● Instruction
Reproduce all lines of the listing below in which the word "JSON" occurs.

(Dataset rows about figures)
'''

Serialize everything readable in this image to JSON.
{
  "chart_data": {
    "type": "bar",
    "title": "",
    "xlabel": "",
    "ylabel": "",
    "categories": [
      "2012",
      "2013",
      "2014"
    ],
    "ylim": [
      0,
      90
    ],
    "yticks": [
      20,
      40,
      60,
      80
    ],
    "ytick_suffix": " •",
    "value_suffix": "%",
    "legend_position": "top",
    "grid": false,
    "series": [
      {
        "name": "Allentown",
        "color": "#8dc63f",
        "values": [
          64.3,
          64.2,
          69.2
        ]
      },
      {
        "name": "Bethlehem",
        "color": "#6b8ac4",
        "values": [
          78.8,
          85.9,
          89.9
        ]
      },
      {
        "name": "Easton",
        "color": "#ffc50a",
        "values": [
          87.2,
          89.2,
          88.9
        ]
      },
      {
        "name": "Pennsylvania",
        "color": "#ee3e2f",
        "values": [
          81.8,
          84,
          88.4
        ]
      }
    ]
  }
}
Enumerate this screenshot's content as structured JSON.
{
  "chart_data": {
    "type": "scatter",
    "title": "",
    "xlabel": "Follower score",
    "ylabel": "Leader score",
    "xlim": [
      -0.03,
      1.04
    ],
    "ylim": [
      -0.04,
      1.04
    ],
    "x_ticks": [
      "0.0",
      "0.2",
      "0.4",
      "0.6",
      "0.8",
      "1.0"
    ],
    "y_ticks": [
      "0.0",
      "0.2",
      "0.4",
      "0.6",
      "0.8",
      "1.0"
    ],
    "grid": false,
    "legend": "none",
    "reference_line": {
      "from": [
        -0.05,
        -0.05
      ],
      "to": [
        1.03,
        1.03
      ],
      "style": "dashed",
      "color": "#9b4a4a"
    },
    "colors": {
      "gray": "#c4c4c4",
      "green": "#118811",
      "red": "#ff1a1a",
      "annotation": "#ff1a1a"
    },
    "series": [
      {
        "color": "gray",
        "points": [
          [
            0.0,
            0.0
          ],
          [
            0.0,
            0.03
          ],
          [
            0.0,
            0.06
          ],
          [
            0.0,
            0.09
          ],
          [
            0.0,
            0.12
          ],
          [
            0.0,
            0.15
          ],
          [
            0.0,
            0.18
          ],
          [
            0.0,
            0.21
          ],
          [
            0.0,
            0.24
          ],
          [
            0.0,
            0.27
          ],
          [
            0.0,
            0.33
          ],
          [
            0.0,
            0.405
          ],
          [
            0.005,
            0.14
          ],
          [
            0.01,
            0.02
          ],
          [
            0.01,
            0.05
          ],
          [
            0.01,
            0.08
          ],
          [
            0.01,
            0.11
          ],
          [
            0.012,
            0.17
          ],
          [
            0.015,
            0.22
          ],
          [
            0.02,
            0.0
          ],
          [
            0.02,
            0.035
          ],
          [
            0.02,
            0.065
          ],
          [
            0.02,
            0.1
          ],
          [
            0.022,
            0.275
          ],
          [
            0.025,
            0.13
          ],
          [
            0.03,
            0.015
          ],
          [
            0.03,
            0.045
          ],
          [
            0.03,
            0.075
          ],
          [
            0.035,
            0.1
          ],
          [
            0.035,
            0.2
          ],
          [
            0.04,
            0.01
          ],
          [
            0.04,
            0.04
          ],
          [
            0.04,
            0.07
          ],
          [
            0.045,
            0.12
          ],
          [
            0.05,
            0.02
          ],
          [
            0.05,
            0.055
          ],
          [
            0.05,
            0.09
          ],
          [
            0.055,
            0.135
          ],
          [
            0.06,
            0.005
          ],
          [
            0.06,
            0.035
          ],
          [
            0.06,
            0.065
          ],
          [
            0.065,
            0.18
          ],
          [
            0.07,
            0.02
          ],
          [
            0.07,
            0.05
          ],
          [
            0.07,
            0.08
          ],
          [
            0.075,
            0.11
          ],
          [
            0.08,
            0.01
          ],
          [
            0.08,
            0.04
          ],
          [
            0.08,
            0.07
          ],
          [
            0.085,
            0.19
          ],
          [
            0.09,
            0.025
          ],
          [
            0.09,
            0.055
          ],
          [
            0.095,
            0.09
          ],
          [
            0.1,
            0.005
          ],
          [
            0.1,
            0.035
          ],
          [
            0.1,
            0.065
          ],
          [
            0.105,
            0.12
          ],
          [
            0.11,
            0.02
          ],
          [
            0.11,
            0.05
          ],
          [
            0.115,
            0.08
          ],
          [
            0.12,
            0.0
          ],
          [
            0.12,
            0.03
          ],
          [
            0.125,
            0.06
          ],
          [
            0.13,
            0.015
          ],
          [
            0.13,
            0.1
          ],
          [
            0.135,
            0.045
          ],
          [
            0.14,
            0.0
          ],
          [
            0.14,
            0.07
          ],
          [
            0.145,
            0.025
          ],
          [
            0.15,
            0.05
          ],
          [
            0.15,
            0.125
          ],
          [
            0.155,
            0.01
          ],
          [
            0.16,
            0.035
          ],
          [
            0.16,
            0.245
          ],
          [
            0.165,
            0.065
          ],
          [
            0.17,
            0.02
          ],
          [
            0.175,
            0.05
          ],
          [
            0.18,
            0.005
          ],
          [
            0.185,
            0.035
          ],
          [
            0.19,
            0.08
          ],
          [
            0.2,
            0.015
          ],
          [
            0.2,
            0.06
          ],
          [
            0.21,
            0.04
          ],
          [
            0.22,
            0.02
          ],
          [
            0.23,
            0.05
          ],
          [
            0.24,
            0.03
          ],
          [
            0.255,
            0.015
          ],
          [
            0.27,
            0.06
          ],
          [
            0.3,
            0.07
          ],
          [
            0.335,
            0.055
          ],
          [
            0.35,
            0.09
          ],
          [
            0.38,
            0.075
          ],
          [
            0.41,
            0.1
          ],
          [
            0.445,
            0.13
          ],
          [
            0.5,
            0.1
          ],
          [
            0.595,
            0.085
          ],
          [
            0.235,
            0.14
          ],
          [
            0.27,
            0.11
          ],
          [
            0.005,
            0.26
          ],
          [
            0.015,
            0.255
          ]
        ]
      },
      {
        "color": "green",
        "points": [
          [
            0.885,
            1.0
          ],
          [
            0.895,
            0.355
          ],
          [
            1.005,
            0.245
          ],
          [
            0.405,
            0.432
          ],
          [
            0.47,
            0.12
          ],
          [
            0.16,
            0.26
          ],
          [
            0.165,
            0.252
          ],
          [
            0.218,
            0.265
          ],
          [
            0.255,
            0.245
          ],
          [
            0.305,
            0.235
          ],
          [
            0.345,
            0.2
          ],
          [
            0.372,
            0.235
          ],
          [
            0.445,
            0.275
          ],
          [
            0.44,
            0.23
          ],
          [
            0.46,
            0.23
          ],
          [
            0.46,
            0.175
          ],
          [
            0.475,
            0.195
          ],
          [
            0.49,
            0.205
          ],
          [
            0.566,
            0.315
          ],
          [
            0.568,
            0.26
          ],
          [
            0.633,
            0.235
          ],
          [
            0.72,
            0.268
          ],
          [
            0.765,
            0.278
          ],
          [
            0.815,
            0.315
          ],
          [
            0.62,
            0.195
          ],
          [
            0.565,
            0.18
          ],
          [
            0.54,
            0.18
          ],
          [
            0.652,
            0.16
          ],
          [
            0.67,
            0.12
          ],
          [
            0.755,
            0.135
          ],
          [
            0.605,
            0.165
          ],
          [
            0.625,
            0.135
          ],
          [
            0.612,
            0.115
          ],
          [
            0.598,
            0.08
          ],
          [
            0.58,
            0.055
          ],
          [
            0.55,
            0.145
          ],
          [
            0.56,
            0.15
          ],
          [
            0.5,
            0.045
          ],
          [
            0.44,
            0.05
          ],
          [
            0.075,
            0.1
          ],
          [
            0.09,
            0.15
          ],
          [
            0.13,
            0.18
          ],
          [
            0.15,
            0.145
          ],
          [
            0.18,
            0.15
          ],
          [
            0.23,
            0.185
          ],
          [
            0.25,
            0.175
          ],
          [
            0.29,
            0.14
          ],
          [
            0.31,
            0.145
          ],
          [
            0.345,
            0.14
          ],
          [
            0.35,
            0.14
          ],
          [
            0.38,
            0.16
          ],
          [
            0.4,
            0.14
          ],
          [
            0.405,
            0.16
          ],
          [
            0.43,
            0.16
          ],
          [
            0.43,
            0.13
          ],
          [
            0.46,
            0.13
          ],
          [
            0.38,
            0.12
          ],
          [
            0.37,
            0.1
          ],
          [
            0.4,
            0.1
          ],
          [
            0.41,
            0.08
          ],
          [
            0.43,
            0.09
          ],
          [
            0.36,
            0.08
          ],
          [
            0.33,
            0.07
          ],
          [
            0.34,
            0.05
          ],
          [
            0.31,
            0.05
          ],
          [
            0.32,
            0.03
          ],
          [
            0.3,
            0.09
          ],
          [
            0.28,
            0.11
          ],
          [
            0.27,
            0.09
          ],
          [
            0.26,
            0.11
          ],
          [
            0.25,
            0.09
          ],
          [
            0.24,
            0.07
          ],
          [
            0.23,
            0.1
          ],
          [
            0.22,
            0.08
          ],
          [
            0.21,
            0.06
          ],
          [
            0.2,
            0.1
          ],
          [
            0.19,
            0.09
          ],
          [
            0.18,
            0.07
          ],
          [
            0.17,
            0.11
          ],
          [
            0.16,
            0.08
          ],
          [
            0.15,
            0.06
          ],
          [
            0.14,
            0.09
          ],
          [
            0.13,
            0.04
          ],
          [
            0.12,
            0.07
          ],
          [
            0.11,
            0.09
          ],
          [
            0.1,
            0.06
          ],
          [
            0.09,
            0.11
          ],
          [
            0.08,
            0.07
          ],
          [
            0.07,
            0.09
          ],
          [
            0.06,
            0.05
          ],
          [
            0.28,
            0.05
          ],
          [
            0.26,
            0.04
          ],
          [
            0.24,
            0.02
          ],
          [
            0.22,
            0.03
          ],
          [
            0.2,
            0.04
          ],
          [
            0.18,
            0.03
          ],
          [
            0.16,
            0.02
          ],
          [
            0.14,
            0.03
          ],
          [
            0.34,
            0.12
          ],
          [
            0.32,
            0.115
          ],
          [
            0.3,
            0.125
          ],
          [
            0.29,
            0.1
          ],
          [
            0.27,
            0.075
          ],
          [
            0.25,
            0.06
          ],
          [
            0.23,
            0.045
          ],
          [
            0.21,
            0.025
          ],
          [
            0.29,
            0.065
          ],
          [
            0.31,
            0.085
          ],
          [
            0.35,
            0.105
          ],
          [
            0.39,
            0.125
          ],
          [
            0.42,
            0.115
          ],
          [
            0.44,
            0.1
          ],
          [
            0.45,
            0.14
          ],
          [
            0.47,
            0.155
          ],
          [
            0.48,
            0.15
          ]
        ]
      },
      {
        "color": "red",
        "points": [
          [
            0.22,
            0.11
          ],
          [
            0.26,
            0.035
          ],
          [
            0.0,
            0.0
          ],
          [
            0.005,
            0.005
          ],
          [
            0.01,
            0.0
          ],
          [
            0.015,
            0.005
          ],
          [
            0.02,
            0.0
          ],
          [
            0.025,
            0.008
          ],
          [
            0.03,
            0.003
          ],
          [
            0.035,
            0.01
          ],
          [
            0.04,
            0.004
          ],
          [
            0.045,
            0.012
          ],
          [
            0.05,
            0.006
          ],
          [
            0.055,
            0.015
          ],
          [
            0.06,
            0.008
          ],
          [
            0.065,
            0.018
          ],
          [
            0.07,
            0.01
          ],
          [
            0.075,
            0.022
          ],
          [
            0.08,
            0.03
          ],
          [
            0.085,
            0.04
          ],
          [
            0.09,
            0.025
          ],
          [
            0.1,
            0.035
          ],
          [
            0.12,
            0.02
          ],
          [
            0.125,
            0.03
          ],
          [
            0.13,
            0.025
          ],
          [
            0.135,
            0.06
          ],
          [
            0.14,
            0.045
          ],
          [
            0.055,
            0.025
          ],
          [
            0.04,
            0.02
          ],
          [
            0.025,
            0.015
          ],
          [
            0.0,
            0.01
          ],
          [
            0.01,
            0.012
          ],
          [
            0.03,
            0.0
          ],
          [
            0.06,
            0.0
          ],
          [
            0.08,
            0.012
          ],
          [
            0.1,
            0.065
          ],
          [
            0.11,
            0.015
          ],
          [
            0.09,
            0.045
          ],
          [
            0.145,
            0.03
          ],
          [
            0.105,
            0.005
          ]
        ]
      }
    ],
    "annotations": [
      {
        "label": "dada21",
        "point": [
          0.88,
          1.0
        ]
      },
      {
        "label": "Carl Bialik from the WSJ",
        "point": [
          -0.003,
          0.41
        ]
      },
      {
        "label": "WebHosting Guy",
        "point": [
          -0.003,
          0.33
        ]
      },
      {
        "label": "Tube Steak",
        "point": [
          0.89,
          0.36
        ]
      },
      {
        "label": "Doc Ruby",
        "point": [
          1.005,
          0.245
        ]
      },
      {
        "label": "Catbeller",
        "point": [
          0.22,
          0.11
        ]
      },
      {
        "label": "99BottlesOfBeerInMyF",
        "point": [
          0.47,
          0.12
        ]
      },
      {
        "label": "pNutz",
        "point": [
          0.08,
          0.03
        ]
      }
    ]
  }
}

'''

● The output
Serialize everything readable in this image to JSON.
Enumerate this screenshot's content as structured JSON.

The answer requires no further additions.